>> BEGIN RECORDS PROVIDED

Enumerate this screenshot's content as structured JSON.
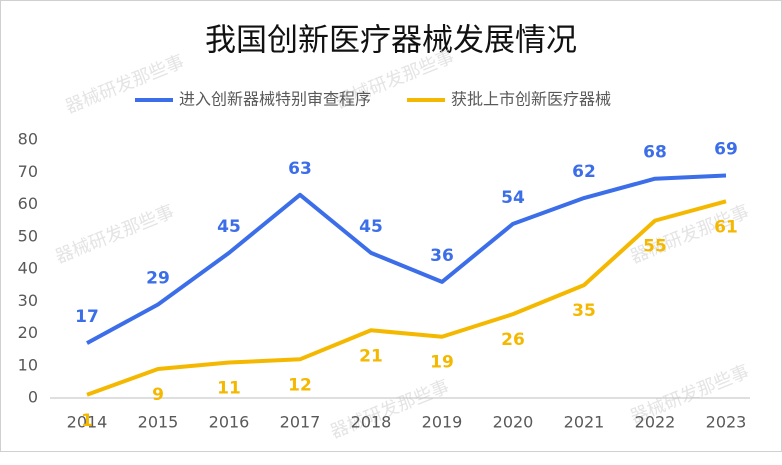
{
  "chart_data": {
    "type": "line",
    "title": "我国创新医疗器械发展情况",
    "watermark": "器械研发那些事",
    "categories": [
      "2014",
      "2015",
      "2016",
      "2017",
      "2018",
      "2019",
      "2020",
      "2021",
      "2022",
      "2023"
    ],
    "series": [
      {
        "name": "进入创新器械特别审查程序",
        "color": "#3b6ee8",
        "values": [
          17,
          29,
          45,
          63,
          45,
          36,
          54,
          62,
          68,
          69
        ]
      },
      {
        "name": "获批上市创新医疗器械",
        "color": "#f5b800",
        "values": [
          1,
          9,
          11,
          12,
          21,
          19,
          26,
          35,
          55,
          61
        ]
      }
    ],
    "ylim": [
      0,
      80
    ],
    "yticks": [
      0,
      10,
      20,
      30,
      40,
      50,
      60,
      70,
      80
    ],
    "legend": "top"
  }
}
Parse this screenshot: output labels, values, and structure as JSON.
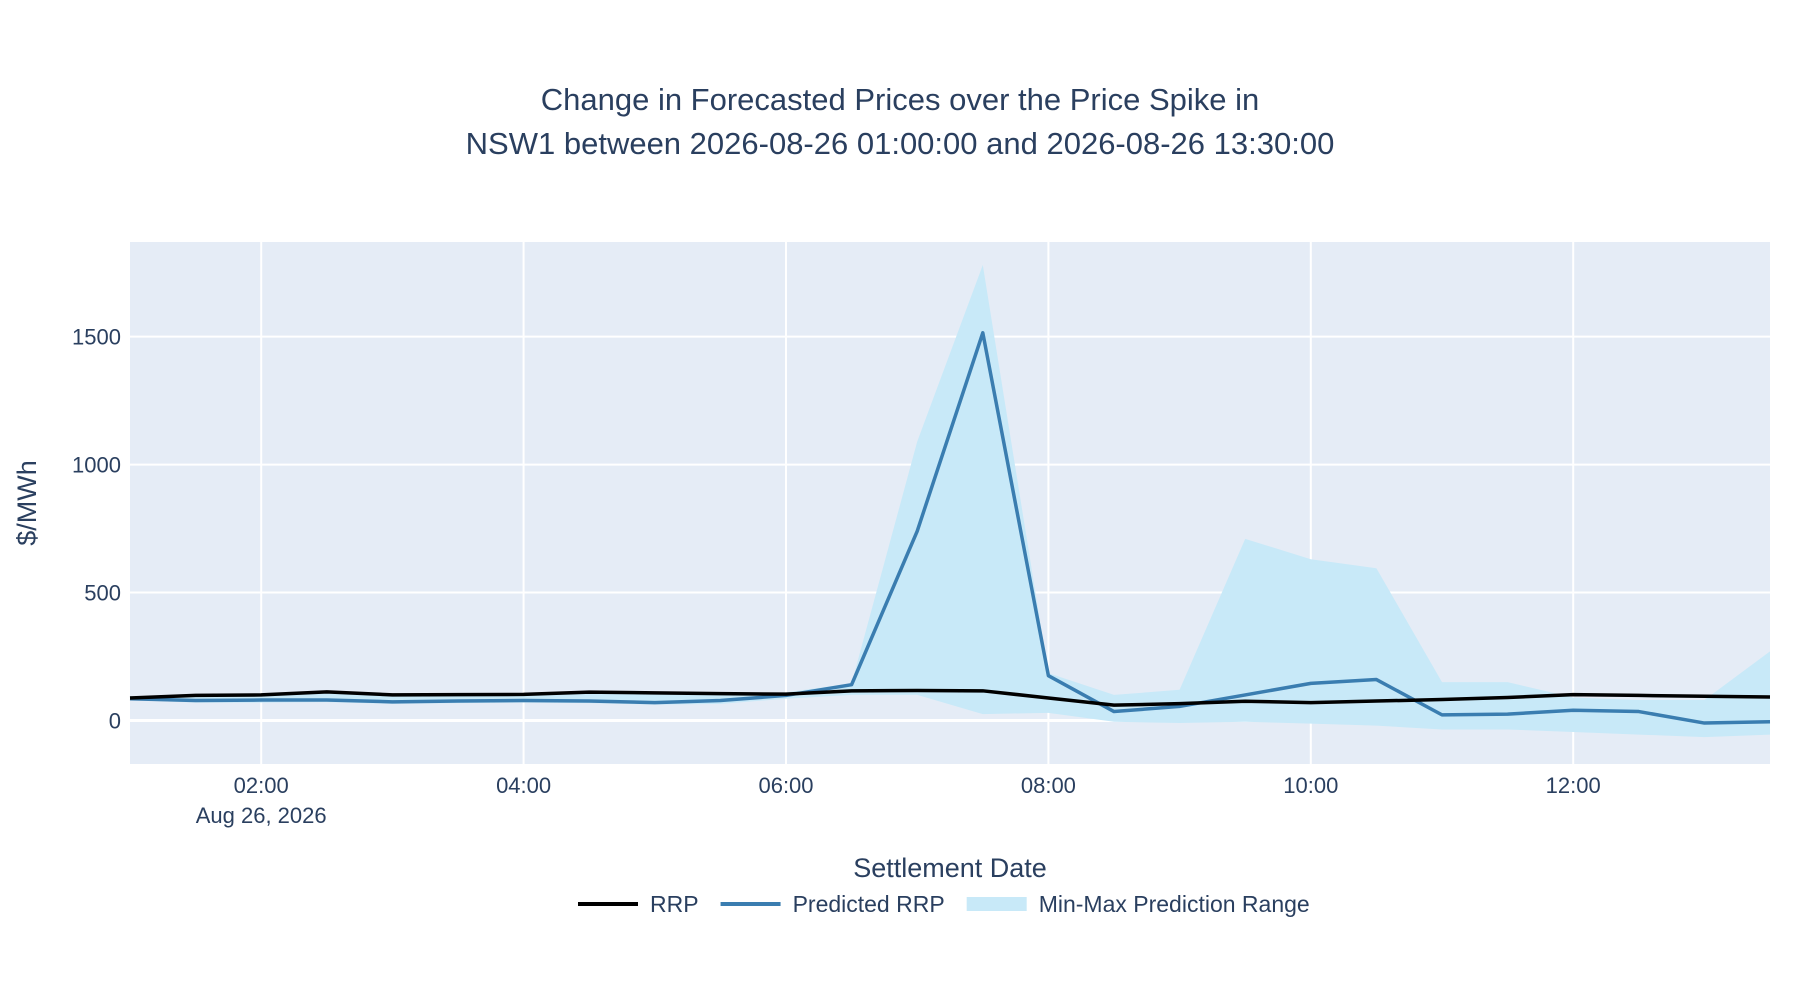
{
  "chart_data": {
    "type": "line",
    "title_line1": "Change in Forecasted Prices over the Price Spike in",
    "title_line2": "NSW1 between 2026-08-26 01:00:00 and 2026-08-26 13:30:00",
    "xlabel": "Settlement Date",
    "ylabel": "$/MWh",
    "xlim": [
      "2026-08-26 01:00",
      "2026-08-26 13:30"
    ],
    "ylim": [
      -170,
      1870
    ],
    "x_ticks": [
      {
        "value": "2026-08-26 02:00",
        "label": "02:00",
        "sublabel": "Aug 26, 2026"
      },
      {
        "value": "2026-08-26 04:00",
        "label": "04:00"
      },
      {
        "value": "2026-08-26 06:00",
        "label": "06:00"
      },
      {
        "value": "2026-08-26 08:00",
        "label": "08:00"
      },
      {
        "value": "2026-08-26 10:00",
        "label": "10:00"
      },
      {
        "value": "2026-08-26 12:00",
        "label": "12:00"
      }
    ],
    "y_ticks": [
      {
        "value": 0,
        "label": "0"
      },
      {
        "value": 500,
        "label": "500"
      },
      {
        "value": 1000,
        "label": "1000"
      },
      {
        "value": 1500,
        "label": "1500"
      }
    ],
    "grid": true,
    "legend_position": "bottom-center",
    "x": [
      "2026-08-26 01:00",
      "2026-08-26 01:30",
      "2026-08-26 02:00",
      "2026-08-26 02:30",
      "2026-08-26 03:00",
      "2026-08-26 03:30",
      "2026-08-26 04:00",
      "2026-08-26 04:30",
      "2026-08-26 05:00",
      "2026-08-26 05:30",
      "2026-08-26 06:00",
      "2026-08-26 06:30",
      "2026-08-26 07:00",
      "2026-08-26 07:30",
      "2026-08-26 08:00",
      "2026-08-26 08:30",
      "2026-08-26 09:00",
      "2026-08-26 09:30",
      "2026-08-26 10:00",
      "2026-08-26 10:30",
      "2026-08-26 11:00",
      "2026-08-26 11:30",
      "2026-08-26 12:00",
      "2026-08-26 12:30",
      "2026-08-26 13:00",
      "2026-08-26 13:30"
    ],
    "series": [
      {
        "name": "RRP",
        "kind": "line",
        "color": "#000000",
        "values": [
          88,
          98,
          100,
          112,
          100,
          101,
          102,
          111,
          108,
          105,
          103,
          116,
          117,
          116,
          88,
          60,
          66,
          75,
          70,
          76,
          82,
          90,
          101,
          98,
          95,
          92
        ]
      },
      {
        "name": "Predicted RRP",
        "kind": "line",
        "color": "#3a7db0",
        "values": [
          85,
          78,
          80,
          80,
          73,
          76,
          78,
          76,
          70,
          78,
          98,
          140,
          740,
          1515,
          175,
          35,
          55,
          100,
          145,
          160,
          22,
          25,
          40,
          35,
          -10,
          -5
        ]
      },
      {
        "name": "Min-Max Prediction Range",
        "kind": "band",
        "color": "#c8e9f8",
        "upper": [
          95,
          98,
          100,
          112,
          100,
          101,
          102,
          111,
          108,
          105,
          110,
          145,
          1090,
          1780,
          185,
          100,
          120,
          710,
          630,
          595,
          150,
          150,
          90,
          80,
          80,
          270
        ],
        "lower": [
          80,
          70,
          70,
          72,
          65,
          68,
          70,
          68,
          62,
          65,
          85,
          100,
          100,
          25,
          30,
          -5,
          -10,
          -5,
          -12,
          -20,
          -35,
          -35,
          -45,
          -55,
          -65,
          -55
        ]
      }
    ]
  }
}
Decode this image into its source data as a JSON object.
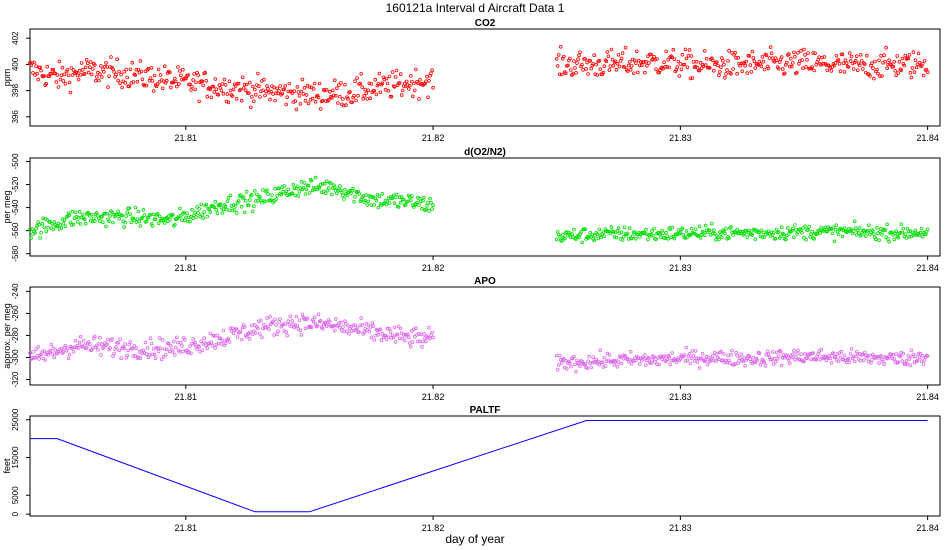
{
  "figure": {
    "title": "160121a   Interval d Aircraft Data 1",
    "xlabel": "day of year"
  },
  "chart_data": [
    {
      "type": "scatter",
      "title": "CO2",
      "ylabel": "ppm",
      "color": "#ff0000",
      "xlim": [
        21.8037,
        21.8405
      ],
      "ylim": [
        395.3,
        402.7
      ],
      "xticks": [
        21.81,
        21.82,
        21.83,
        21.84
      ],
      "xtick_labels": [
        "21.81",
        "21.82",
        "21.83",
        "21.84"
      ],
      "yticks": [
        396,
        398,
        400,
        402
      ],
      "ytick_labels": [
        "396",
        "398",
        "400",
        "402"
      ],
      "segments": [
        {
          "x": [
            21.8037,
            21.8048,
            21.806,
            21.8075,
            21.809,
            21.8105,
            21.812,
            21.8135,
            21.815,
            21.8165,
            21.818,
            21.8195,
            21.82
          ],
          "y": [
            399.6,
            399.0,
            399.5,
            399.3,
            398.9,
            398.5,
            398.2,
            397.9,
            397.7,
            397.8,
            398.3,
            398.7,
            398.8
          ],
          "spread": 0.75
        },
        {
          "x": [
            21.825,
            21.827,
            21.829,
            21.831,
            21.833,
            21.835,
            21.837,
            21.839,
            21.84
          ],
          "y": [
            400.0,
            400.0,
            400.2,
            399.9,
            400.0,
            400.1,
            399.9,
            400.0,
            400.0
          ],
          "spread": 0.75
        }
      ]
    },
    {
      "type": "scatter",
      "title": "d(O2/N2)",
      "ylabel": "per meg",
      "color": "#00dd00",
      "xlim": [
        21.8037,
        21.8405
      ],
      "ylim": [
        -582,
        -497
      ],
      "xticks": [
        21.81,
        21.82,
        21.83,
        21.84
      ],
      "xtick_labels": [
        "21.81",
        "21.82",
        "21.83",
        "21.84"
      ],
      "yticks": [
        -580,
        -560,
        -540,
        -520,
        -500
      ],
      "ytick_labels": [
        "-580",
        "-560",
        "-540",
        "-520",
        "-500"
      ],
      "segments": [
        {
          "x": [
            21.8037,
            21.8055,
            21.8075,
            21.8095,
            21.8115,
            21.813,
            21.8145,
            21.816,
            21.8175,
            21.819,
            21.82
          ],
          "y": [
            -560,
            -549,
            -548,
            -551,
            -537,
            -533,
            -523,
            -522,
            -533,
            -535,
            -538
          ],
          "spread": 5.5
        },
        {
          "x": [
            21.825,
            21.827,
            21.829,
            21.831,
            21.833,
            21.835,
            21.837,
            21.839,
            21.84
          ],
          "y": [
            -565,
            -563,
            -563,
            -562,
            -562,
            -561,
            -561,
            -562,
            -561
          ],
          "spread": 4.5
        }
      ]
    },
    {
      "type": "scatter",
      "title": "APO",
      "ylabel": "approx. per meg",
      "color": "#dd66ee",
      "xlim": [
        21.8037,
        21.8405
      ],
      "ylim": [
        -325,
        -236
      ],
      "xticks": [
        21.81,
        21.82,
        21.83,
        21.84
      ],
      "xtick_labels": [
        "21.81",
        "21.82",
        "21.83",
        "21.84"
      ],
      "yticks": [
        -320,
        -300,
        -280,
        -260,
        -240
      ],
      "ytick_labels": [
        "-320",
        "-300",
        "-280",
        "-260",
        "-240"
      ],
      "segments": [
        {
          "x": [
            21.8037,
            21.8055,
            21.8075,
            21.8095,
            21.8115,
            21.813,
            21.8145,
            21.816,
            21.8175,
            21.819,
            21.82
          ],
          "y": [
            -302,
            -289,
            -291,
            -292,
            -282,
            -273,
            -268,
            -271,
            -277,
            -282,
            -283
          ],
          "spread": 6.5
        },
        {
          "x": [
            21.825,
            21.827,
            21.829,
            21.831,
            21.833,
            21.835,
            21.837,
            21.839,
            21.84
          ],
          "y": [
            -305,
            -303,
            -302,
            -300,
            -301,
            -299,
            -300,
            -301,
            -299
          ],
          "spread": 5.0
        }
      ]
    },
    {
      "type": "line",
      "title": "PALTF",
      "ylabel": "feet",
      "color": "#0000ff",
      "xlim": [
        21.8037,
        21.8405
      ],
      "ylim": [
        -500,
        26000
      ],
      "xticks": [
        21.81,
        21.82,
        21.83,
        21.84
      ],
      "xtick_labels": [
        "21.81",
        "21.82",
        "21.83",
        "21.84"
      ],
      "yticks": [
        0,
        5000,
        15000,
        25000
      ],
      "ytick_labels": [
        "0",
        "5000",
        "15000",
        "25000"
      ],
      "x": [
        21.8037,
        21.8048,
        21.8128,
        21.815,
        21.8262,
        21.84
      ],
      "y": [
        20000,
        20000,
        600,
        600,
        24800,
        24800
      ]
    }
  ]
}
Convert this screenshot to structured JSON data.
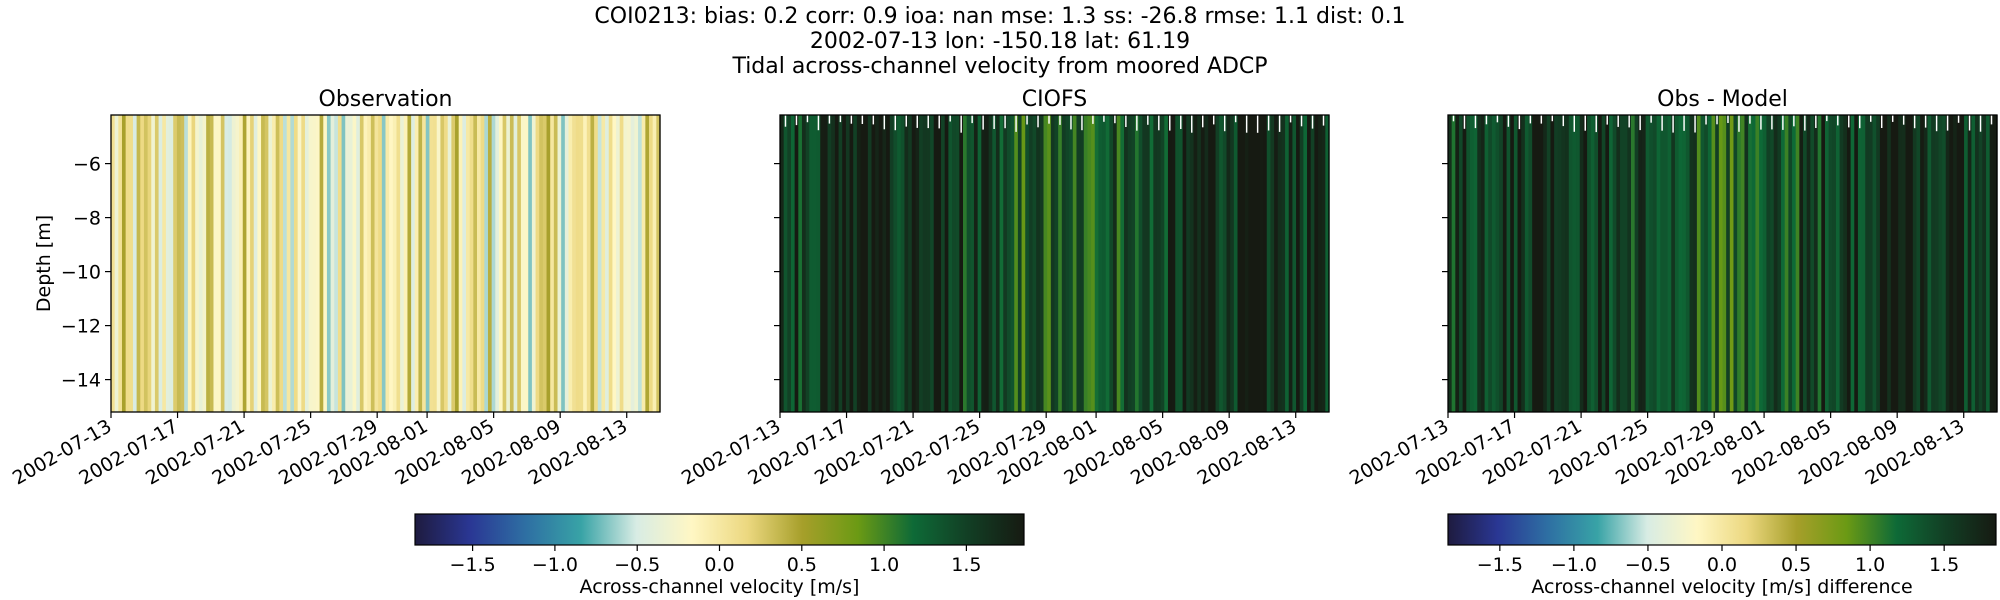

>> END RECORDS PROVIDED

**BRIEF:** Pull out every line of the records that includes the string "ylabel".

**RESULT OF THIS TASK:**
    "ylabel": "$/MWh",
      "ylabel": "ppm",
      "ylabel": "per meg",
      "ylabel": "approx. per meg",
      "ylabel": "feet",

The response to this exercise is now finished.